## Material for the task
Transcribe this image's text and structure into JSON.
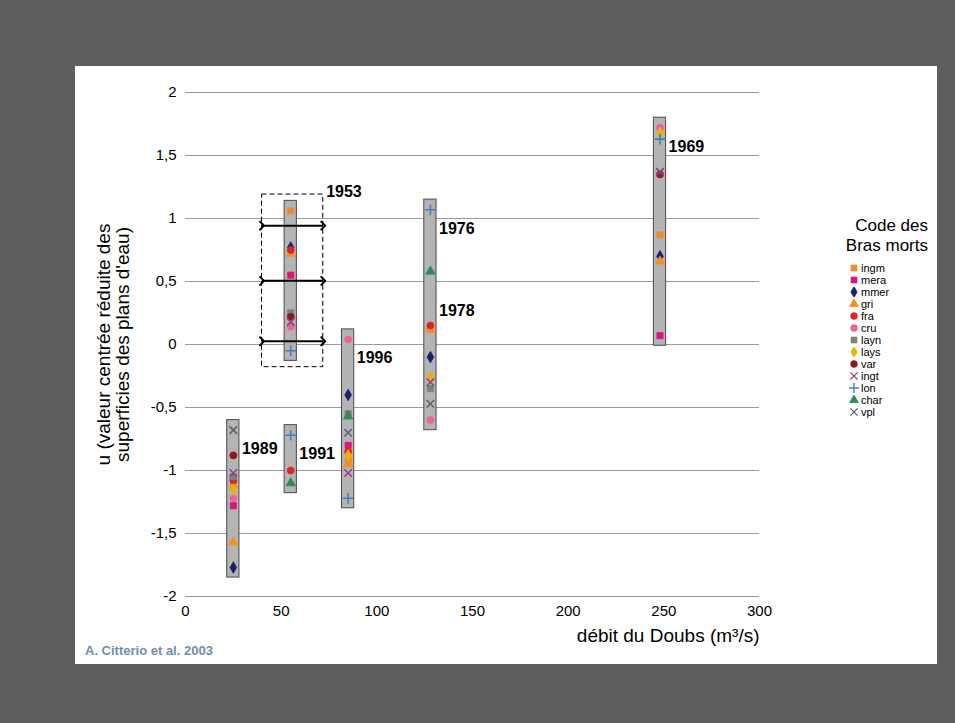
{
  "chart_data": {
    "type": "scatter",
    "x_label": "débit du Doubs (m³/s)",
    "y_label": "u (valeur centrée réduite des superficies des plans d'eau)",
    "caption": "A. Citterio et al. 2003",
    "legend_title": "Code des Bras morts",
    "legend": "right",
    "grid": "y",
    "xlim": [
      0,
      300
    ],
    "xticks": [
      0,
      50,
      100,
      150,
      200,
      250,
      300
    ],
    "ylim": [
      -2,
      2
    ],
    "yticks": [
      -2,
      {
        "value": -1.5,
        "label": "-1,5"
      },
      -1,
      {
        "value": -0.5,
        "label": "-0,5"
      },
      0,
      {
        "value": 0.5,
        "label": "0,5"
      },
      1,
      {
        "value": 1.5,
        "label": "1,5"
      },
      2
    ],
    "groups": [
      {
        "labels": [
          "1989"
        ],
        "x": 25
      },
      {
        "labels": [
          "1991"
        ],
        "x": 55
      },
      {
        "labels": [
          "1953"
        ],
        "x": 55,
        "x_range": [
          40,
          72
        ]
      },
      {
        "labels": [
          "1996"
        ],
        "x": 85
      },
      {
        "labels": [
          "1976",
          "1978"
        ],
        "x": 128
      },
      {
        "labels": [
          "1969"
        ],
        "x": 248
      }
    ],
    "series": [
      {
        "name": "ingm",
        "color": "#f28a30",
        "marker": "square",
        "values": [
          -1.12,
          null,
          1.06,
          -0.92,
          0.12,
          0.87
        ]
      },
      {
        "name": "mera",
        "color": "#e0147e",
        "marker": "square",
        "values": [
          -1.28,
          null,
          0.55,
          -0.8,
          null,
          0.07
        ]
      },
      {
        "name": "mmer",
        "color": "#1c1f6e",
        "marker": "diamond",
        "values": [
          -1.77,
          null,
          0.77,
          -0.4,
          -0.1,
          0.7
        ]
      },
      {
        "name": "gri",
        "color": "#f5901e",
        "marker": "triangle",
        "values": [
          -1.57,
          null,
          0.72,
          -0.95,
          0.13,
          0.66
        ]
      },
      {
        "name": "fra",
        "color": "#e02424",
        "marker": "circle",
        "values": [
          -1.08,
          -1.0,
          0.75,
          -0.85,
          0.15,
          null
        ]
      },
      {
        "name": "cru",
        "color": "#f0609a",
        "marker": "circle",
        "values": [
          -1.22,
          null,
          0.14,
          0.04,
          -0.6,
          1.72
        ]
      },
      {
        "name": "layn",
        "color": "#7f7f7f",
        "marker": "square",
        "values": [
          -1.05,
          null,
          0.25,
          -0.55,
          -0.35,
          null
        ]
      },
      {
        "name": "lays",
        "color": "#f0b000",
        "marker": "diamond",
        "values": [
          -1.15,
          null,
          null,
          -0.88,
          -0.26,
          1.68
        ]
      },
      {
        "name": "var",
        "color": "#8b1a1a",
        "marker": "circle",
        "values": [
          -0.88,
          null,
          0.22,
          null,
          null,
          1.35
        ]
      },
      {
        "name": "ingt",
        "color": "#9b3b8b",
        "marker": "x",
        "values": [
          -1.02,
          null,
          0.18,
          -1.02,
          -0.3,
          1.37
        ]
      },
      {
        "name": "lon",
        "color": "#4080c0",
        "marker": "plus",
        "values": [
          null,
          -0.72,
          -0.05,
          -1.22,
          1.07,
          1.63
        ]
      },
      {
        "name": "char",
        "color": "#2e8b57",
        "marker": "triangle",
        "values": [
          null,
          -1.1,
          null,
          -0.57,
          0.58,
          null
        ]
      },
      {
        "name": "vpl",
        "color": "#606070",
        "marker": "x",
        "values": [
          -0.68,
          null,
          null,
          -0.7,
          -0.47,
          null
        ]
      }
    ]
  }
}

## Request
Reproduce the entries above exactly. Do not include the images.

## The response
Transcribe this image's text and structure into JSON.
{
  "chart_data": {
    "type": "scatter",
    "x_label": "débit du Doubs (m³/s)",
    "y_label": "u (valeur centrée réduite des superficies des plans d'eau)",
    "caption": "A. Citterio et al. 2003",
    "legend_title": "Code des Bras morts",
    "legend": "right",
    "grid": "y",
    "xlim": [
      0,
      300
    ],
    "xticks": [
      0,
      50,
      100,
      150,
      200,
      250,
      300
    ],
    "ylim": [
      -2,
      2
    ],
    "yticks": [
      -2,
      {
        "value": -1.5,
        "label": "-1,5"
      },
      -1,
      {
        "value": -0.5,
        "label": "-0,5"
      },
      0,
      {
        "value": 0.5,
        "label": "0,5"
      },
      1,
      {
        "value": 1.5,
        "label": "1,5"
      },
      2
    ],
    "groups": [
      {
        "labels": [
          "1989"
        ],
        "x": 25
      },
      {
        "labels": [
          "1991"
        ],
        "x": 55
      },
      {
        "labels": [
          "1953"
        ],
        "x": 55,
        "x_range": [
          40,
          72
        ]
      },
      {
        "labels": [
          "1996"
        ],
        "x": 85
      },
      {
        "labels": [
          "1976",
          "1978"
        ],
        "x": 128
      },
      {
        "labels": [
          "1969"
        ],
        "x": 248
      }
    ],
    "series": [
      {
        "name": "ingm",
        "color": "#f28a30",
        "marker": "square",
        "values": [
          -1.12,
          null,
          1.06,
          -0.92,
          0.12,
          0.87
        ]
      },
      {
        "name": "mera",
        "color": "#e0147e",
        "marker": "square",
        "values": [
          -1.28,
          null,
          0.55,
          -0.8,
          null,
          0.07
        ]
      },
      {
        "name": "mmer",
        "color": "#1c1f6e",
        "marker": "diamond",
        "values": [
          -1.77,
          null,
          0.77,
          -0.4,
          -0.1,
          0.7
        ]
      },
      {
        "name": "gri",
        "color": "#f5901e",
        "marker": "triangle",
        "values": [
          -1.57,
          null,
          0.72,
          -0.95,
          0.13,
          0.66
        ]
      },
      {
        "name": "fra",
        "color": "#e02424",
        "marker": "circle",
        "values": [
          -1.08,
          -1.0,
          0.75,
          -0.85,
          0.15,
          null
        ]
      },
      {
        "name": "cru",
        "color": "#f0609a",
        "marker": "circle",
        "values": [
          -1.22,
          null,
          0.14,
          0.04,
          -0.6,
          1.72
        ]
      },
      {
        "name": "layn",
        "color": "#7f7f7f",
        "marker": "square",
        "values": [
          -1.05,
          null,
          0.25,
          -0.55,
          -0.35,
          null
        ]
      },
      {
        "name": "lays",
        "color": "#f0b000",
        "marker": "diamond",
        "values": [
          -1.15,
          null,
          null,
          -0.88,
          -0.26,
          1.68
        ]
      },
      {
        "name": "var",
        "color": "#8b1a1a",
        "marker": "circle",
        "values": [
          -0.88,
          null,
          0.22,
          null,
          null,
          1.35
        ]
      },
      {
        "name": "ingt",
        "color": "#9b3b8b",
        "marker": "x",
        "values": [
          -1.02,
          null,
          0.18,
          -1.02,
          -0.3,
          1.37
        ]
      },
      {
        "name": "lon",
        "color": "#4080c0",
        "marker": "plus",
        "values": [
          null,
          -0.72,
          -0.05,
          -1.22,
          1.07,
          1.63
        ]
      },
      {
        "name": "char",
        "color": "#2e8b57",
        "marker": "triangle",
        "values": [
          null,
          -1.1,
          null,
          -0.57,
          0.58,
          null
        ]
      },
      {
        "name": "vpl",
        "color": "#606070",
        "marker": "x",
        "values": [
          -0.68,
          null,
          null,
          -0.7,
          -0.47,
          null
        ]
      }
    ]
  }
}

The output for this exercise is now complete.